---------- EXERCISE MATERIAL ----------
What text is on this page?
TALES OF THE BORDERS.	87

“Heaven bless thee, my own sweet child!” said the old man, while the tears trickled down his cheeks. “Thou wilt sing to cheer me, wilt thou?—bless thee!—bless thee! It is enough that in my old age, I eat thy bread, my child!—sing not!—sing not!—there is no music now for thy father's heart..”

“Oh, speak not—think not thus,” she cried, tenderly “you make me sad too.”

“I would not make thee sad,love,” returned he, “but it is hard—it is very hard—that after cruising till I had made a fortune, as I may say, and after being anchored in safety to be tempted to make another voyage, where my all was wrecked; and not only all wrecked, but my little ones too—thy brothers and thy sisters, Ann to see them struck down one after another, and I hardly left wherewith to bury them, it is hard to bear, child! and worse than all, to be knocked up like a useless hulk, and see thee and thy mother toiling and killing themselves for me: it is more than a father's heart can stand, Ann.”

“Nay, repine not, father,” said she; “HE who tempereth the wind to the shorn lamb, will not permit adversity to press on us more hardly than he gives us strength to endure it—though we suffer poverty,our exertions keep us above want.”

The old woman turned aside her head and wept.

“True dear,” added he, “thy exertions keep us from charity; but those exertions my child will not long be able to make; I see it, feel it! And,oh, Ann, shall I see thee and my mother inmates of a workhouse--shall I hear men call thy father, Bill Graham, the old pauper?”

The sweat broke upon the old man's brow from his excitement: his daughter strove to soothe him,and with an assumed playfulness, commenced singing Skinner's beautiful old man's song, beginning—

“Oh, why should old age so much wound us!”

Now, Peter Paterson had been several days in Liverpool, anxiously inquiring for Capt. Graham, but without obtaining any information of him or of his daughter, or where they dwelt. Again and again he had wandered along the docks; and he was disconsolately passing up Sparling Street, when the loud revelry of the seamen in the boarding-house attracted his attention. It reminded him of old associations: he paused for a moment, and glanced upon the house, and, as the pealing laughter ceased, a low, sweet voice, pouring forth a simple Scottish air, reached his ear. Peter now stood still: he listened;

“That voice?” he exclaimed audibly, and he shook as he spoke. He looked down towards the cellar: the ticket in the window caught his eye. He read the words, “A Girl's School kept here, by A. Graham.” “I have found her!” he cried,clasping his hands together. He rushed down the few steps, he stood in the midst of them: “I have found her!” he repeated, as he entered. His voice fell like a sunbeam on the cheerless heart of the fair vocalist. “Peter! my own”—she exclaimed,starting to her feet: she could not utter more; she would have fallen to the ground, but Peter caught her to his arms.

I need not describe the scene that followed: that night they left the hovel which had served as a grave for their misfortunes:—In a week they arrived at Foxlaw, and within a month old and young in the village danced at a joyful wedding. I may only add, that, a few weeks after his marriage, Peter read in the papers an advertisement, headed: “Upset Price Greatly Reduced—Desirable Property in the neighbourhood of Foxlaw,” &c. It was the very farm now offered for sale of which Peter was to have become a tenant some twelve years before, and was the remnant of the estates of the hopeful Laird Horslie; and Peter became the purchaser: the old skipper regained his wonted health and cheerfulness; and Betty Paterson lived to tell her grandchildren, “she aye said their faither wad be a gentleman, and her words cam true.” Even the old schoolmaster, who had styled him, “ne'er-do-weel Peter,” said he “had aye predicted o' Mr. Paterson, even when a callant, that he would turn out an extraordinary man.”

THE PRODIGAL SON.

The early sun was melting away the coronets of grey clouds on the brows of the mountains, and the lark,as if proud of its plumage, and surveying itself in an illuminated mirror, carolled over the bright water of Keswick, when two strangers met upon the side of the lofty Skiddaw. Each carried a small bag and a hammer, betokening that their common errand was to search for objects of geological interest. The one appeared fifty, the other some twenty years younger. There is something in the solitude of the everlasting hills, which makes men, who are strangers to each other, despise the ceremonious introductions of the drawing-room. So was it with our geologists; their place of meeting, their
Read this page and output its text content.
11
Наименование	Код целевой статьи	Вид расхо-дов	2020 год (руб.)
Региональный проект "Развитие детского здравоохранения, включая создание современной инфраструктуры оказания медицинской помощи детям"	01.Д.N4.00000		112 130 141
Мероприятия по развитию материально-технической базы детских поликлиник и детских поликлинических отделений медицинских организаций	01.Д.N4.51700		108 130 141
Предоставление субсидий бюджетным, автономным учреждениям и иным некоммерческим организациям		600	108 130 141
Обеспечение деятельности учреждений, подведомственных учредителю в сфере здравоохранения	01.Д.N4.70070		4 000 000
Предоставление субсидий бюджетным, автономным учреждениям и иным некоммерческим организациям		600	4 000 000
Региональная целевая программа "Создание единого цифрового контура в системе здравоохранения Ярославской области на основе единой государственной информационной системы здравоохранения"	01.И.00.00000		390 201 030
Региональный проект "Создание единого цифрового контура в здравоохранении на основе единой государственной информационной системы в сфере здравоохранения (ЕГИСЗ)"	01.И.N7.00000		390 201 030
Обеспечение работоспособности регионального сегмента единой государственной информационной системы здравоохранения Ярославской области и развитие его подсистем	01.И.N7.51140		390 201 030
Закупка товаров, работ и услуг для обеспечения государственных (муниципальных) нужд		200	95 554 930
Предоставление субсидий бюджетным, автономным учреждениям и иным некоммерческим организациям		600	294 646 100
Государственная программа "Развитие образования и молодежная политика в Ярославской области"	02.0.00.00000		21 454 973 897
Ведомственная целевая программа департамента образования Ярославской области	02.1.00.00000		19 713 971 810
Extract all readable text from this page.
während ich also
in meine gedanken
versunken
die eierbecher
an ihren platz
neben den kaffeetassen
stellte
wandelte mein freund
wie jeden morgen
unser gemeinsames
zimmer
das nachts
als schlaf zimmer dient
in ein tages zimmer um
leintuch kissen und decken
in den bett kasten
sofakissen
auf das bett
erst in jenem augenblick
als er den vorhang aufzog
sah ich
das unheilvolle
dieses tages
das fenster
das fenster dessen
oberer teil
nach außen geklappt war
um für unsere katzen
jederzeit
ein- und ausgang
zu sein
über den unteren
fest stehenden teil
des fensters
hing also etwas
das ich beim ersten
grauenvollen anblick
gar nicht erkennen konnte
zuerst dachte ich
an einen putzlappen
----------
Copy out all of the records above with nothing altered.

What text is on this page?
TALES OF THE BORDERS.	87

“Heaven bless thee, my own sweet child!” said the old man, while the tears trickled down his cheeks. “Thou wilt sing to cheer me, wilt thou?—bless thee!—bless thee! It is enough that in my old age, I eat thy bread, my child!—sing not!—sing not!—there is no music now for thy father's heart..”

“Oh, speak not—think not thus,” she cried, tenderly “you make me sad too.”

“I would not make thee sad,love,” returned he, “but it is hard—it is very hard—that after cruising till I had made a fortune, as I may say, and after being anchored in safety to be tempted to make another voyage, where my all was wrecked; and not only all wrecked, but my little ones too—thy brothers and thy sisters, Ann to see them struck down one after another, and I hardly left wherewith to bury them, it is hard to bear, child! and worse than all, to be knocked up like a useless hulk, and see thee and thy mother toiling and killing themselves for me: it is more than a father's heart can stand, Ann.”

“Nay, repine not, father,” said she; “HE who tempereth the wind to the shorn lamb, will not permit adversity to press on us more hardly than he gives us strength to endure it—though we suffer poverty,our exertions keep us above want.”

The old woman turned aside her head and wept.

“True dear,” added he, “thy exertions keep us from charity; but those exertions my child will not long be able to make; I see it, feel it! And,oh, Ann, shall I see thee and my mother inmates of a workhouse--shall I hear men call thy father, Bill Graham, the old pauper?”

The sweat broke upon the old man's brow from his excitement: his daughter strove to soothe him,and with an assumed playfulness, commenced singing Skinner's beautiful old man's song, beginning—

“Oh, why should old age so much wound us!”

Now, Peter Paterson had been several days in Liverpool, anxiously inquiring for Capt. Graham, but without obtaining any information of him or of his daughter, or where they dwelt. Again and again he had wandered along the docks; and he was disconsolately passing up Sparling Street, when the loud revelry of the seamen in the boarding-house attracted his attention. It reminded him of old associations: he paused for a moment, and glanced upon the house, and, as the pealing laughter ceased, a low, sweet voice, pouring forth a simple Scottish air, reached his ear. Peter now stood still: he listened;

“That voice?” he exclaimed audibly, and he shook as he spoke. He looked down towards the cellar: the ticket in the window caught his eye. He read the words, “A Girl's School kept here, by A. Graham.” “I have found her!” he cried,clasping his hands together. He rushed down the few steps, he stood in the midst of them: “I have found her!” he repeated, as he entered. His voice fell like a sunbeam on the cheerless heart of the fair vocalist. “Peter! my own”—she exclaimed,starting to her feet: she could not utter more; she would have fallen to the ground, but Peter caught her to his arms.

I need not describe the scene that followed: that night they left the hovel which had served as a grave for their misfortunes:—In a week they arrived at Foxlaw, and within a month old and young in the village danced at a joyful wedding. I may only add, that, a few weeks after his marriage, Peter read in the papers an advertisement, headed: “Upset Price Greatly Reduced—Desirable Property in the neighbourhood of Foxlaw,” &c. It was the very farm now offered for sale of which Peter was to have become a tenant some twelve years before, and was the remnant of the estates of the hopeful Laird Horslie; and Peter became the purchaser: the old skipper regained his wonted health and cheerfulness; and Betty Paterson lived to tell her grandchildren, “she aye said their faither wad be a gentleman, and her words cam true.” Even the old schoolmaster, who had styled him, “ne'er-do-weel Peter,” said he “had aye predicted o' Mr. Paterson, even when a callant, that he would turn out an extraordinary man.”

THE PRODIGAL SON.

The early sun was melting away the coronets of grey clouds on the brows of the mountains, and the lark,as if proud of its plumage, and surveying itself in an illuminated mirror, carolled over the bright water of Keswick, when two strangers met upon the side of the lofty Skiddaw. Each carried a small bag and a hammer, betokening that their common errand was to search for objects of geological interest. The one appeared fifty, the other some twenty years younger. There is something in the solitude of the everlasting hills, which makes men, who are strangers to each other, despise the ceremonious introductions of the drawing-room. So was it with our geologists; their place of meeting, their
Read this page and output its text content.
11
Наименование	Код целевой статьи	Вид расхо-дов	2020 год (руб.)
Региональный проект "Развитие детского здравоохранения, включая создание современной инфраструктуры оказания медицинской помощи детям"	01.Д.N4.00000		112 130 141
Мероприятия по развитию материально-технической базы детских поликлиник и детских поликлинических отделений медицинских организаций	01.Д.N4.51700		108 130 141
Предоставление субсидий бюджетным, автономным учреждениям и иным некоммерческим организациям		600	108 130 141
Обеспечение деятельности учреждений, подведомственных учредителю в сфере здравоохранения	01.Д.N4.70070		4 000 000
Предоставление субсидий бюджетным, автономным учреждениям и иным некоммерческим организациям		600	4 000 000
Региональная целевая программа "Создание единого цифрового контура в системе здравоохранения Ярославской области на основе единой государственной информационной системы здравоохранения"	01.И.00.00000		390 201 030
Региональный проект "Создание единого цифрового контура в здравоохранении на основе единой государственной информационной системы в сфере здравоохранения (ЕГИСЗ)"	01.И.N7.00000		390 201 030
Обеспечение работоспособности регионального сегмента единой государственной информационной системы здравоохранения Ярославской области и развитие его подсистем	01.И.N7.51140		390 201 030
Закупка товаров, работ и услуг для обеспечения государственных (муниципальных) нужд		200	95 554 930
Предоставление субсидий бюджетным, автономным учреждениям и иным некоммерческим организациям		600	294 646 100
Государственная программа "Развитие образования и молодежная политика в Ярославской области"	02.0.00.00000		21 454 973 897
Ведомственная целевая программа департамента образования Ярославской области	02.1.00.00000		19 713 971 810
Extract all readable text from this page.
während ich also
in meine gedanken
versunken
die eierbecher
an ihren platz
neben den kaffeetassen
stellte
wandelte mein freund
wie jeden morgen
unser gemeinsames
zimmer
das nachts
als schlaf zimmer dient
in ein tages zimmer um
leintuch kissen und decken
in den bett kasten
sofakissen
auf das bett
erst in jenem augenblick
als er den vorhang aufzog
sah ich
das unheilvolle
dieses tages
das fenster
das fenster dessen
oberer teil
nach außen geklappt war
um für unsere katzen
jederzeit
ein- und ausgang
zu sein
über den unteren
fest stehenden teil
des fensters
hing also etwas
das ich beim ersten
grauenvollen anblick
gar nicht erkennen konnte
zuerst dachte ich
an einen putzlappen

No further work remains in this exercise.